====== Exercise input

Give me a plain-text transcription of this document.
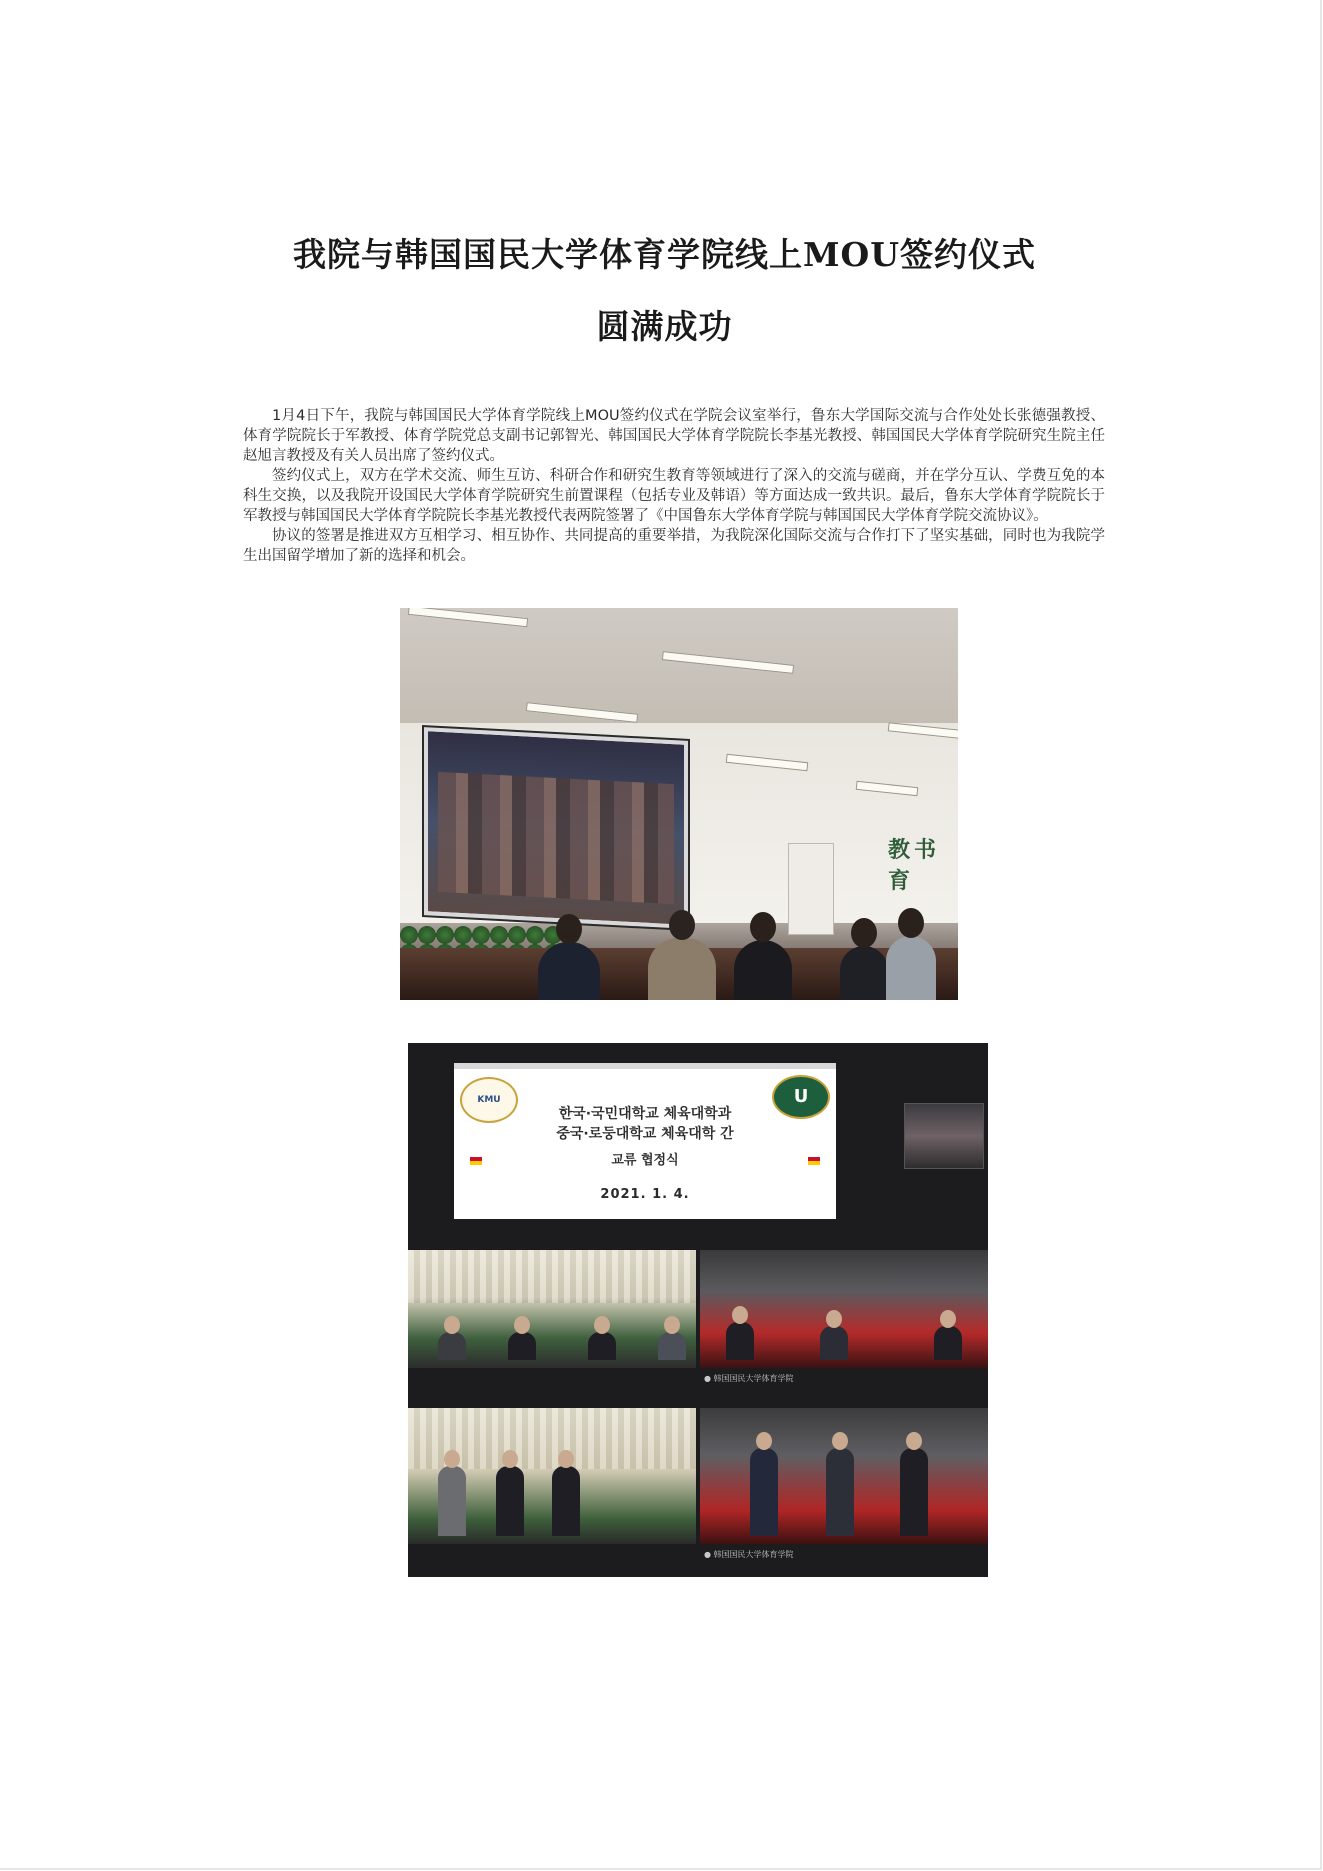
我院与韩国国民大学体育学院线上MOU签约仪式
圆满成功

1月4日下午，我院与韩国国民大学体育学院线上MOU签约仪式在学院会议室举行，鲁东大学国际交流与合作处处长张德强教授、体育学院院长于军教授、体育学院党总支副书记郭智光、韩国国民大学体育学院院长李基光教授、韩国国民大学体育学院研究生院主任赵旭言教授及有关人员出席了签约仪式。

签约仪式上，双方在学术交流、师生互访、科研合作和研究生教育等领域进行了深入的交流与磋商，并在学分互认、学费互免的本科生交换，以及我院开设国民大学体育学院研究生前置课程（包括专业及韩语）等方面达成一致共识。最后，鲁东大学体育学院院长于军教授与韩国国民大学体育学院院长李基光教授代表两院签署了《中国鲁东大学体育学院与韩国国民大学体育学院交流协议》。

协议的签署是推进双方互相学习、相互协作、共同提高的重要举措，为我院深化国际交流与合作打下了坚实基础，同时也为我院学生出国留学增加了新的选择和机会。

教书育
KMU	U
한국·국민대학교 체육대학과
중국·로둥대학교 체육대학 간
교류 협정식
2021. 1. 4.
● 韩国国民大学体育学院
● 韩国国民大学体育学院
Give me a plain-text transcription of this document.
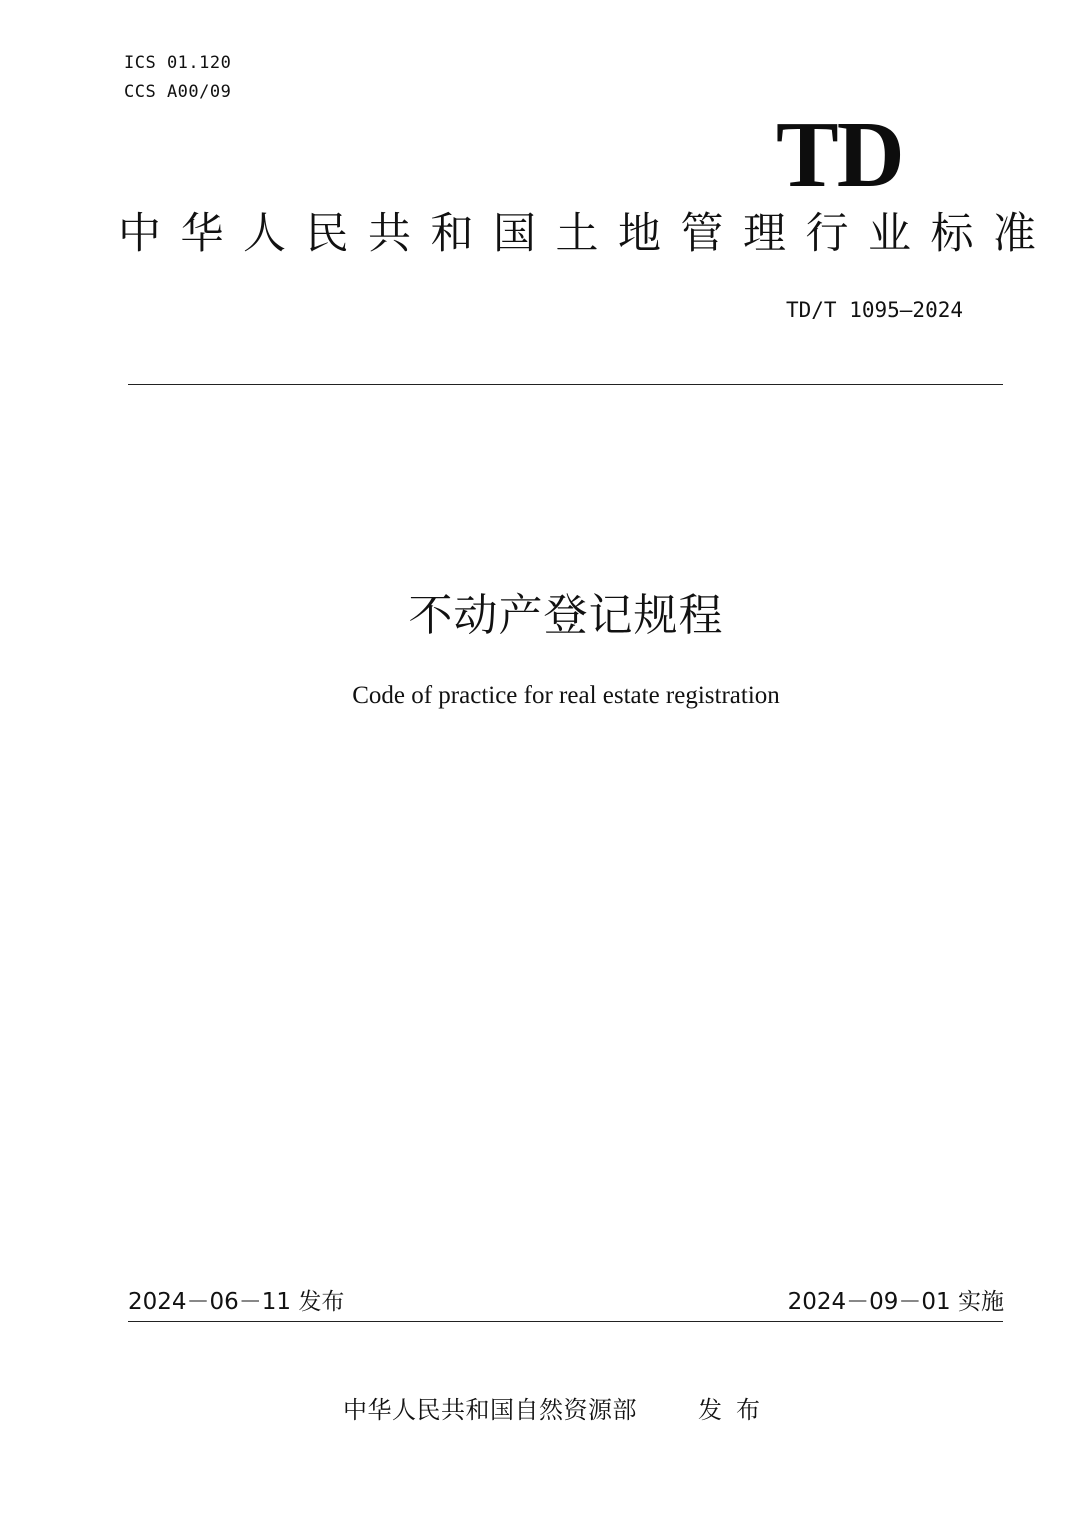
ICS 01.120
CCS A00/09
TD
中华人民共和国土地管理行业标准
TD/T 1095—2024
不动产登记规程
Code of practice for real estate registration
2024－06－11 发布	2024－09－01 实施
中华人民共和国自然资源部	发布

============

### [Required task]
Except for the pictures, give all the material above again verbatim.

### [Exercise solution]
Give me a plain-text transcription of this document.
我院与韩国国民大学体育学院线上MOU签约仪式
圆满成功

1月4日下午，我院与韩国国民大学体育学院线上MOU签约仪式在学院会议室举行，鲁东大学国际交流与合作处处长张德强教授、体育学院院长于军教授、体育学院党总支副书记郭智光、韩国国民大学体育学院院长李基光教授、韩国国民大学体育学院研究生院主任赵旭言教授及有关人员出席了签约仪式。

签约仪式上，双方在学术交流、师生互访、科研合作和研究生教育等领域进行了深入的交流与磋商，并在学分互认、学费互免的本科生交换，以及我院开设国民大学体育学院研究生前置课程（包括专业及韩语）等方面达成一致共识。最后，鲁东大学体育学院院长于军教授与韩国国民大学体育学院院长李基光教授代表两院签署了《中国鲁东大学体育学院与韩国国民大学体育学院交流协议》。

协议的签署是推进双方互相学习、相互协作、共同提高的重要举措，为我院深化国际交流与合作打下了坚实基础，同时也为我院学生出国留学增加了新的选择和机会。

教书育
KMU	U
한국·국민대학교 체육대학과
중국·로둥대학교 체육대학 간
교류 협정식
2021. 1. 4.
● 韩国国民大学体育学院
● 韩国国民大学体育学院
Give me a plain-text transcription of this document.
ICS 01.120
CCS A00/09
TD
中华人民共和国土地管理行业标准
TD/T 1095—2024
不动产登记规程
Code of practice for real estate registration
2024－06－11 发布	2024－09－01 实施
中华人民共和国自然资源部	发布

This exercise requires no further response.